Description of the task: Pull out each line of the records holding the string "this".

* Begin Given information *

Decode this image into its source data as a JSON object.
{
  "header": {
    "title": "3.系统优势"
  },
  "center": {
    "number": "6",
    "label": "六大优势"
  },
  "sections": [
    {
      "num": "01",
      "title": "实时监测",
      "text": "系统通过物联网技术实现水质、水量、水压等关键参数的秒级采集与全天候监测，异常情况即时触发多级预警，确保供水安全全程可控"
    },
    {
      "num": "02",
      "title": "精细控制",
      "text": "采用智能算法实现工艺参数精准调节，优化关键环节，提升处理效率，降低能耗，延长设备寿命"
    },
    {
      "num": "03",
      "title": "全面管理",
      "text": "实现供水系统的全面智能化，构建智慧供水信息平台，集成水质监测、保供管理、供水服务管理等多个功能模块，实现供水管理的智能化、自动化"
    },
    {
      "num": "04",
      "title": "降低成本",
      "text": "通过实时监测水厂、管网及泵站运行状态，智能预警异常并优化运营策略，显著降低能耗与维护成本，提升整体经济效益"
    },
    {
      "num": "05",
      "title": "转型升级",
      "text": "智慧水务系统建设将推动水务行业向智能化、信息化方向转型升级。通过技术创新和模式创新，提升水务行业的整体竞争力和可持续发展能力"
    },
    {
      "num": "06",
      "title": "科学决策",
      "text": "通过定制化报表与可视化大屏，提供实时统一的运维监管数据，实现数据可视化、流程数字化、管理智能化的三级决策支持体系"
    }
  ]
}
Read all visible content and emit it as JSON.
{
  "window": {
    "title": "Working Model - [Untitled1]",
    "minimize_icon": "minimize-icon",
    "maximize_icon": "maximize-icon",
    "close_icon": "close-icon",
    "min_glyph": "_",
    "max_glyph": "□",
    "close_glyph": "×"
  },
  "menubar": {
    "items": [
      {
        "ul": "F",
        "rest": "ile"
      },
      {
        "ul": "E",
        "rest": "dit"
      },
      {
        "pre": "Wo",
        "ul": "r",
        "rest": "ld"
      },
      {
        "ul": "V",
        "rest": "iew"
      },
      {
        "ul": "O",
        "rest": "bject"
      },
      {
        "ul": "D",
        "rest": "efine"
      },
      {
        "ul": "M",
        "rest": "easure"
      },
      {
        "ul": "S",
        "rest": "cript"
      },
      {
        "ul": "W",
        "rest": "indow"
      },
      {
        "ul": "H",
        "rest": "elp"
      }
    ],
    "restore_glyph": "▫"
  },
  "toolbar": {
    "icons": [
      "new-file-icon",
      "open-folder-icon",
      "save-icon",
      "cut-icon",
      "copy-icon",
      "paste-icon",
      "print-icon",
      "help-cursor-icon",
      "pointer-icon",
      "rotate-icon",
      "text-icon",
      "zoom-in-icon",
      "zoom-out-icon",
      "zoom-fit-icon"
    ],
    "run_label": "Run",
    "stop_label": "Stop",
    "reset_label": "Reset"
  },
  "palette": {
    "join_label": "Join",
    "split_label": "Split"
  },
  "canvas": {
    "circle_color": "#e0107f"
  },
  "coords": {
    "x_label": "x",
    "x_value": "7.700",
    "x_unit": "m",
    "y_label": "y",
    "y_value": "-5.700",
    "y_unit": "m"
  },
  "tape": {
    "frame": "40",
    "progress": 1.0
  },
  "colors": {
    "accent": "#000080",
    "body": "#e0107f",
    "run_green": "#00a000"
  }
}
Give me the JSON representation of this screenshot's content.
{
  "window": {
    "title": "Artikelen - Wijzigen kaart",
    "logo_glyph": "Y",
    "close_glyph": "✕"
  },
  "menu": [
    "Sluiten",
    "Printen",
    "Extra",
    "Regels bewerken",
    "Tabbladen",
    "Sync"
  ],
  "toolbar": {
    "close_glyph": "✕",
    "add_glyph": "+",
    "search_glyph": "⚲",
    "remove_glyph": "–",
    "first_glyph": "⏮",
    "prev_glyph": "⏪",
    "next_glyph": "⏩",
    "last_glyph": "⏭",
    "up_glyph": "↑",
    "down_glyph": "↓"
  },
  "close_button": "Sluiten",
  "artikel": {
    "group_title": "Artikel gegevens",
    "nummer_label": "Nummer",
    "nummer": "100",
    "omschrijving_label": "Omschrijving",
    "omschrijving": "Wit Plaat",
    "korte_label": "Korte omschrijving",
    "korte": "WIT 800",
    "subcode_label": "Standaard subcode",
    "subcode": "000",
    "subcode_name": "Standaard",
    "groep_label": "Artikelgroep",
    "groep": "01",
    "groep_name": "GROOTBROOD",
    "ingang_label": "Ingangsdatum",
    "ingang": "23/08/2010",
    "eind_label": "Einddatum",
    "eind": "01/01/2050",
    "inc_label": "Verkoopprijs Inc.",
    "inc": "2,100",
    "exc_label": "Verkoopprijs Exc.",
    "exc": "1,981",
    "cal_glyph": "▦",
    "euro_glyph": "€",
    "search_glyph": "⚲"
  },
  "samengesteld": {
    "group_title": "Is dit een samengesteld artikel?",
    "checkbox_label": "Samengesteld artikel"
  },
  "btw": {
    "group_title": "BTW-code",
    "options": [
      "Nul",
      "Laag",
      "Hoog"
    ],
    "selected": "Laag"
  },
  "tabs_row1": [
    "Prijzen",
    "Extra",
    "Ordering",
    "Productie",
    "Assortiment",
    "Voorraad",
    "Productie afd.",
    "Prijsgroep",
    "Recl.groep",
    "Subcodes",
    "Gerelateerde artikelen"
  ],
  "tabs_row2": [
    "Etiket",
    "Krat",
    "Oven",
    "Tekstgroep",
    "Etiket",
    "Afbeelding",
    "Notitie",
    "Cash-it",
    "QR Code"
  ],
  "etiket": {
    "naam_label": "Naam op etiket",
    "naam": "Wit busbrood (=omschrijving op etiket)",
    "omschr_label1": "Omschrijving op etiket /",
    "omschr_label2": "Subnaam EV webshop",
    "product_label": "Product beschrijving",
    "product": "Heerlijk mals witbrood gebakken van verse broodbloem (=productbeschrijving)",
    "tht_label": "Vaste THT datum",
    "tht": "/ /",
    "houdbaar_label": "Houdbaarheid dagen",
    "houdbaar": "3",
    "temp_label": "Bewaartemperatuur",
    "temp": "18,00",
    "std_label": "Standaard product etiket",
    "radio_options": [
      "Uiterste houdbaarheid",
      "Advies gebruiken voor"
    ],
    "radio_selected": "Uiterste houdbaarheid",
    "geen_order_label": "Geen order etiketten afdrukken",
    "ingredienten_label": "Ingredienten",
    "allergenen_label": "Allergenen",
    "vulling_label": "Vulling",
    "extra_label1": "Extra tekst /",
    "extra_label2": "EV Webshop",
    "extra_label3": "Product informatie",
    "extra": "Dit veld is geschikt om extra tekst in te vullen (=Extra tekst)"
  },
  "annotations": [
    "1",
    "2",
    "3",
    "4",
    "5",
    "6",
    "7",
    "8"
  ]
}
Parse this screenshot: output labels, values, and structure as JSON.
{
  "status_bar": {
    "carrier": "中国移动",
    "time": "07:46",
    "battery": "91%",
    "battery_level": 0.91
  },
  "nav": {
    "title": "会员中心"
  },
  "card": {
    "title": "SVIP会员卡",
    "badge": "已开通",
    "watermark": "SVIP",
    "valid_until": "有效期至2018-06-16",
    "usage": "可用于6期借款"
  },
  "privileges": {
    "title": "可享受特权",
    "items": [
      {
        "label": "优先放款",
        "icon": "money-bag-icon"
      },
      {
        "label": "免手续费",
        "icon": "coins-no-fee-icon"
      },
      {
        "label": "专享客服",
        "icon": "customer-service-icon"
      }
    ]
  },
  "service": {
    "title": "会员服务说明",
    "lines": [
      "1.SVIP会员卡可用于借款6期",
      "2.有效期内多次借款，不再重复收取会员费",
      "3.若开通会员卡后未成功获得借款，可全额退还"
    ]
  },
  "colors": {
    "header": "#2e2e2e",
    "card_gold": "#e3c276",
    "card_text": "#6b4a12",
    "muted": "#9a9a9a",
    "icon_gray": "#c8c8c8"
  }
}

* End Given information *

Task solution:
Decode this image into its source data as a JSON object.
Give me the JSON representation of this screenshot's content.
Parse this screenshot: output labels, values, and structure as JSON.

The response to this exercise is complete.